■ What you have to do
Without omitting anything, return the records precisely as given.

■ Source records
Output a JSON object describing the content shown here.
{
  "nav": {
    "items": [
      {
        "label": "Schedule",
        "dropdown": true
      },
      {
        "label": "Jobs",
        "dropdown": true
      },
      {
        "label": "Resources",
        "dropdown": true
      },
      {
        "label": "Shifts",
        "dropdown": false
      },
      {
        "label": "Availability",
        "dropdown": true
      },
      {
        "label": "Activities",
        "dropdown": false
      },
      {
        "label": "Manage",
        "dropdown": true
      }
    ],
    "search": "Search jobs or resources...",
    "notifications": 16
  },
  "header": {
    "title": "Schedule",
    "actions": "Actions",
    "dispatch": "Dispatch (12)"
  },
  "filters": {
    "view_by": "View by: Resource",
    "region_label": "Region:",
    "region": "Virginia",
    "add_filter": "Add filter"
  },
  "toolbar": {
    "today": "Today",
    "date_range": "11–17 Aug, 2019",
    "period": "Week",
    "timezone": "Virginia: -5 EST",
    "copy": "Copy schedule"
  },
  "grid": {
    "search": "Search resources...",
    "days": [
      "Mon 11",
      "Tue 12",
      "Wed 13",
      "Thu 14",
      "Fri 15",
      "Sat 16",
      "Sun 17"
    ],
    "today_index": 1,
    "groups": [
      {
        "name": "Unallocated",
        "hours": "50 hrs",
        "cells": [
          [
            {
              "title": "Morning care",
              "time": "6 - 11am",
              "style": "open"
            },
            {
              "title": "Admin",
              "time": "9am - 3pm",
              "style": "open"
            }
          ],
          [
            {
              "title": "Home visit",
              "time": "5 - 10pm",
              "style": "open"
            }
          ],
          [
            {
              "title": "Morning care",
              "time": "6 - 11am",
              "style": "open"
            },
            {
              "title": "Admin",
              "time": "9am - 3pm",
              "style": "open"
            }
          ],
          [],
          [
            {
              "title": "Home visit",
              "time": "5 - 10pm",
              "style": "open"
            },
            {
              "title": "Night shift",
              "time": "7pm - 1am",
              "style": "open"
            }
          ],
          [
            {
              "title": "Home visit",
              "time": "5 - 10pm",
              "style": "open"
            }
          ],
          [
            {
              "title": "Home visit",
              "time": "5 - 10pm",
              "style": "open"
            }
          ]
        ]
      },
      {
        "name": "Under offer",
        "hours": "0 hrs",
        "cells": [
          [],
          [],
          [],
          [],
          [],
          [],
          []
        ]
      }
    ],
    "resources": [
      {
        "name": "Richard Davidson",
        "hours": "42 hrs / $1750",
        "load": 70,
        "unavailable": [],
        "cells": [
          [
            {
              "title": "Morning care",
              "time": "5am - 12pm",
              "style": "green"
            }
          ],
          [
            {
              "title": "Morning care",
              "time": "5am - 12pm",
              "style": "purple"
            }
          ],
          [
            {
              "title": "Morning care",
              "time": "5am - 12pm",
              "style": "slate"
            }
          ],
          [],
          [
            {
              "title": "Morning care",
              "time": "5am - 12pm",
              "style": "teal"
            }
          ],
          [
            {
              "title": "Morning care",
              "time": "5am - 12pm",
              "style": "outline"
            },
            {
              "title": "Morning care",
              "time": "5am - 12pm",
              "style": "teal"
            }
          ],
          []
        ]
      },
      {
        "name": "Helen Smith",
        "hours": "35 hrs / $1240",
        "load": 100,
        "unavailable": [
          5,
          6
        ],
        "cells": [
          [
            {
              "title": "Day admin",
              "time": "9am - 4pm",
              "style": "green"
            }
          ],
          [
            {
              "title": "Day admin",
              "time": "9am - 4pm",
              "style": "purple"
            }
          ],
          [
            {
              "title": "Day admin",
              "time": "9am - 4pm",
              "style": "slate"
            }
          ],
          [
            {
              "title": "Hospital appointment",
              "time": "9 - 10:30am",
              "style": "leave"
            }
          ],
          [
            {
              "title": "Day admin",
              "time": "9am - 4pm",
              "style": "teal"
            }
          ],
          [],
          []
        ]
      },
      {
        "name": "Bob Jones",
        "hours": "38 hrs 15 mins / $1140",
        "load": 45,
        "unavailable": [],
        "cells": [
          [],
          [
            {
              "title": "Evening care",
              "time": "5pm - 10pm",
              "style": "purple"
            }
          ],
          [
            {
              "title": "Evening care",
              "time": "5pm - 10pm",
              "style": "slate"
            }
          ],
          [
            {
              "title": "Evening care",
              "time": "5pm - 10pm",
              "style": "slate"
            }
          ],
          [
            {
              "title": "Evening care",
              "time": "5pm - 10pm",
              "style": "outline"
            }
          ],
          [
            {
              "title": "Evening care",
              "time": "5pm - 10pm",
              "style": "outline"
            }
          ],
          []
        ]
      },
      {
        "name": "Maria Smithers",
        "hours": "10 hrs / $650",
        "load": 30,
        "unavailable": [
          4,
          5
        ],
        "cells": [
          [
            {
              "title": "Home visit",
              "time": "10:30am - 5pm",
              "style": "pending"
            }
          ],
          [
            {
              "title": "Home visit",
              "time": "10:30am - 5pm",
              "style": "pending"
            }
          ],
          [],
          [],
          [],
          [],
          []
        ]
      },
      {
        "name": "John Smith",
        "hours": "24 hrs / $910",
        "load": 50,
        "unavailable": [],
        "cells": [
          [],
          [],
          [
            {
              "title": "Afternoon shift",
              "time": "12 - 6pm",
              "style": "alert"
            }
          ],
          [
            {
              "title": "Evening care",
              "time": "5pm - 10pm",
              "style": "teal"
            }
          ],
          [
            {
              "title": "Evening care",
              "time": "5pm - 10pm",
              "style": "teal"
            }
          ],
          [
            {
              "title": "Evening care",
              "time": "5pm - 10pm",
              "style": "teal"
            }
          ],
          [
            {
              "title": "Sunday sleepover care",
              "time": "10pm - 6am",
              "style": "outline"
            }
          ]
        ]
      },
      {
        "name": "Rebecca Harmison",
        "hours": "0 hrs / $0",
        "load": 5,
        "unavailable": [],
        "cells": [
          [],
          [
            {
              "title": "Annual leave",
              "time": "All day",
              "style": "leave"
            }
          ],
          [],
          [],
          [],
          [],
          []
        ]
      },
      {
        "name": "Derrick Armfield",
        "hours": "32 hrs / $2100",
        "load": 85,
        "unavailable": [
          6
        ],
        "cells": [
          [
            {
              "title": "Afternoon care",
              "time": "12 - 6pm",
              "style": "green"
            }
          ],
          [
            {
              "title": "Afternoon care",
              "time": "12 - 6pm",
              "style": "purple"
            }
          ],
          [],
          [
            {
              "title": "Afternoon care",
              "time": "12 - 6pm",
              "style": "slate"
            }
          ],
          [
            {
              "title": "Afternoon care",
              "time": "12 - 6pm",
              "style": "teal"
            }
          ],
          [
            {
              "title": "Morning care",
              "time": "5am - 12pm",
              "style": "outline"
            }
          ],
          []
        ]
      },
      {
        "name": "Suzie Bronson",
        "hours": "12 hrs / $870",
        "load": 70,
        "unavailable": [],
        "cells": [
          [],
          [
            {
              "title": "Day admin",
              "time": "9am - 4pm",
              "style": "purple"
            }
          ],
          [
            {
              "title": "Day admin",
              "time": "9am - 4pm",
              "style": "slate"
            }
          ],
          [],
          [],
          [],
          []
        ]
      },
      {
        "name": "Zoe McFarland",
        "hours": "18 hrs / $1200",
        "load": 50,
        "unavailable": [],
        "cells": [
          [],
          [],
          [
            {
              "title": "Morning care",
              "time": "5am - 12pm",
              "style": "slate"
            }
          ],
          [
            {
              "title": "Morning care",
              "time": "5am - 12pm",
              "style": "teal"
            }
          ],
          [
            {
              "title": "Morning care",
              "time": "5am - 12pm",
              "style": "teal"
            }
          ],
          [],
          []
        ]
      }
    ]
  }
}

■ Exercise solution
Output a JSON object describing the content shown here.
{
  "nav": {
    "items": [
      {
        "label": "Schedule",
        "dropdown": true
      },
      {
        "label": "Jobs",
        "dropdown": true
      },
      {
        "label": "Resources",
        "dropdown": true
      },
      {
        "label": "Shifts",
        "dropdown": false
      },
      {
        "label": "Availability",
        "dropdown": true
      },
      {
        "label": "Activities",
        "dropdown": false
      },
      {
        "label": "Manage",
        "dropdown": true
      }
    ],
    "search": "Search jobs or resources...",
    "notifications": 16
  },
  "header": {
    "title": "Schedule",
    "actions": "Actions",
    "dispatch": "Dispatch (12)"
  },
  "filters": {
    "view_by": "View by: Resource",
    "region_label": "Region:",
    "region": "Virginia",
    "add_filter": "Add filter"
  },
  "toolbar": {
    "today": "Today",
    "date_range": "11–17 Aug, 2019",
    "period": "Week",
    "timezone": "Virginia: -5 EST",
    "copy": "Copy schedule"
  },
  "grid": {
    "search": "Search resources...",
    "days": [
      "Mon 11",
      "Tue 12",
      "Wed 13",
      "Thu 14",
      "Fri 15",
      "Sat 16",
      "Sun 17"
    ],
    "today_index": 1,
    "groups": [
      {
        "name": "Unallocated",
        "hours": "50 hrs",
        "cells": [
          [
            {
              "title": "Morning care",
              "time": "6 - 11am",
              "style": "open"
            },
            {
              "title": "Admin",
              "time": "9am - 3pm",
              "style": "open"
            }
          ],
          [
            {
              "title": "Home visit",
              "time": "5 - 10pm",
              "style": "open"
            }
          ],
          [
            {
              "title": "Morning care",
              "time": "6 - 11am",
              "style": "open"
            },
            {
              "title": "Admin",
              "time": "9am - 3pm",
              "style": "open"
            }
          ],
          [],
          [
            {
              "title": "Home visit",
              "time": "5 - 10pm",
              "style": "open"
            },
            {
              "title": "Night shift",
              "time": "7pm - 1am",
              "style": "open"
            }
          ],
          [
            {
              "title": "Home visit",
              "time": "5 - 10pm",
              "style": "open"
            }
          ],
          [
            {
              "title": "Home visit",
              "time": "5 - 10pm",
              "style": "open"
            }
          ]
        ]
      },
      {
        "name": "Under offer",
        "hours": "0 hrs",
        "cells": [
          [],
          [],
          [],
          [],
          [],
          [],
          []
        ]
      }
    ],
    "resources": [
      {
        "name": "Richard Davidson",
        "hours": "42 hrs / $1750",
        "load": 70,
        "unavailable": [],
        "cells": [
          [
            {
              "title": "Morning care",
              "time": "5am - 12pm",
              "style": "green"
            }
          ],
          [
            {
              "title": "Morning care",
              "time": "5am - 12pm",
              "style": "purple"
            }
          ],
          [
            {
              "title": "Morning care",
              "time": "5am - 12pm",
              "style": "slate"
            }
          ],
          [],
          [
            {
              "title": "Morning care",
              "time": "5am - 12pm",
              "style": "teal"
            }
          ],
          [
            {
              "title": "Morning care",
              "time": "5am - 12pm",
              "style": "outline"
            },
            {
              "title": "Morning care",
              "time": "5am - 12pm",
              "style": "teal"
            }
          ],
          []
        ]
      },
      {
        "name": "Helen Smith",
        "hours": "35 hrs / $1240",
        "load": 100,
        "unavailable": [
          5,
          6
        ],
        "cells": [
          [
            {
              "title": "Day admin",
              "time": "9am - 4pm",
              "style": "green"
            }
          ],
          [
            {
              "title": "Day admin",
              "time": "9am - 4pm",
              "style": "purple"
            }
          ],
          [
            {
              "title": "Day admin",
              "time": "9am - 4pm",
              "style": "slate"
            }
          ],
          [
            {
              "title": "Hospital appointment",
              "time": "9 - 10:30am",
              "style": "leave"
            }
          ],
          [
            {
              "title": "Day admin",
              "time": "9am - 4pm",
              "style": "teal"
            }
          ],
          [],
          []
        ]
      },
      {
        "name": "Bob Jones",
        "hours": "38 hrs 15 mins / $1140",
        "load": 45,
        "unavailable": [],
        "cells": [
          [],
          [
            {
              "title": "Evening care",
              "time": "5pm - 10pm",
              "style": "purple"
            }
          ],
          [
            {
              "title": "Evening care",
              "time": "5pm - 10pm",
              "style": "slate"
            }
          ],
          [
            {
              "title": "Evening care",
              "time": "5pm - 10pm",
              "style": "slate"
            }
          ],
          [
            {
              "title": "Evening care",
              "time": "5pm - 10pm",
              "style": "outline"
            }
          ],
          [
            {
              "title": "Evening care",
              "time": "5pm - 10pm",
              "style": "outline"
            }
          ],
          []
        ]
      },
      {
        "name": "Maria Smithers",
        "hours": "10 hrs / $650",
        "load": 30,
        "unavailable": [
          4,
          5
        ],
        "cells": [
          [
            {
              "title": "Home visit",
              "time": "10:30am - 5pm",
              "style": "pending"
            }
          ],
          [
            {
              "title": "Home visit",
              "time": "10:30am - 5pm",
              "style": "pending"
            }
          ],
          [],
          [],
          [],
          [],
          []
        ]
      },
      {
        "name": "John Smith",
        "hours": "24 hrs / $910",
        "load": 50,
        "unavailable": [],
        "cells": [
          [],
          [],
          [
            {
              "title": "Afternoon shift",
              "time": "12 - 6pm",
              "style": "alert"
            }
          ],
          [
            {
              "title": "Evening care",
              "time": "5pm - 10pm",
              "style": "teal"
            }
          ],
          [
            {
              "title": "Evening care",
              "time": "5pm - 10pm",
              "style": "teal"
            }
          ],
          [
            {
              "title": "Evening care",
              "time": "5pm - 10pm",
              "style": "teal"
            }
          ],
          [
            {
              "title": "Sunday sleepover care",
              "time": "10pm - 6am",
              "style": "outline"
            }
          ]
        ]
      },
      {
        "name": "Rebecca Harmison",
        "hours": "0 hrs / $0",
        "load": 5,
        "unavailable": [],
        "cells": [
          [],
          [
            {
              "title": "Annual leave",
              "time": "All day",
              "style": "leave"
            }
          ],
          [],
          [],
          [],
          [],
          []
        ]
      },
      {
        "name": "Derrick Armfield",
        "hours": "32 hrs / $2100",
        "load": 85,
        "unavailable": [
          6
        ],
        "cells": [
          [
            {
              "title": "Afternoon care",
              "time": "12 - 6pm",
              "style": "green"
            }
          ],
          [
            {
              "title": "Afternoon care",
              "time": "12 - 6pm",
              "style": "purple"
            }
          ],
          [],
          [
            {
              "title": "Afternoon care",
              "time": "12 - 6pm",
              "style": "slate"
            }
          ],
          [
            {
              "title": "Afternoon care",
              "time": "12 - 6pm",
              "style": "teal"
            }
          ],
          [
            {
              "title": "Morning care",
              "time": "5am - 12pm",
              "style": "outline"
            }
          ],
          []
        ]
      },
      {
        "name": "Suzie Bronson",
        "hours": "12 hrs / $870",
        "load": 70,
        "unavailable": [],
        "cells": [
          [],
          [
            {
              "title": "Day admin",
              "time": "9am - 4pm",
              "style": "purple"
            }
          ],
          [
            {
              "title": "Day admin",
              "time": "9am - 4pm",
              "style": "slate"
            }
          ],
          [],
          [],
          [],
          []
        ]
      },
      {
        "name": "Zoe McFarland",
        "hours": "18 hrs / $1200",
        "load": 50,
        "unavailable": [],
        "cells": [
          [],
          [],
          [
            {
              "title": "Morning care",
              "time": "5am - 12pm",
              "style": "slate"
            }
          ],
          [
            {
              "title": "Morning care",
              "time": "5am - 12pm",
              "style": "teal"
            }
          ],
          [
            {
              "title": "Morning care",
              "time": "5am - 12pm",
              "style": "teal"
            }
          ],
          [],
          []
        ]
      }
    ]
  }
}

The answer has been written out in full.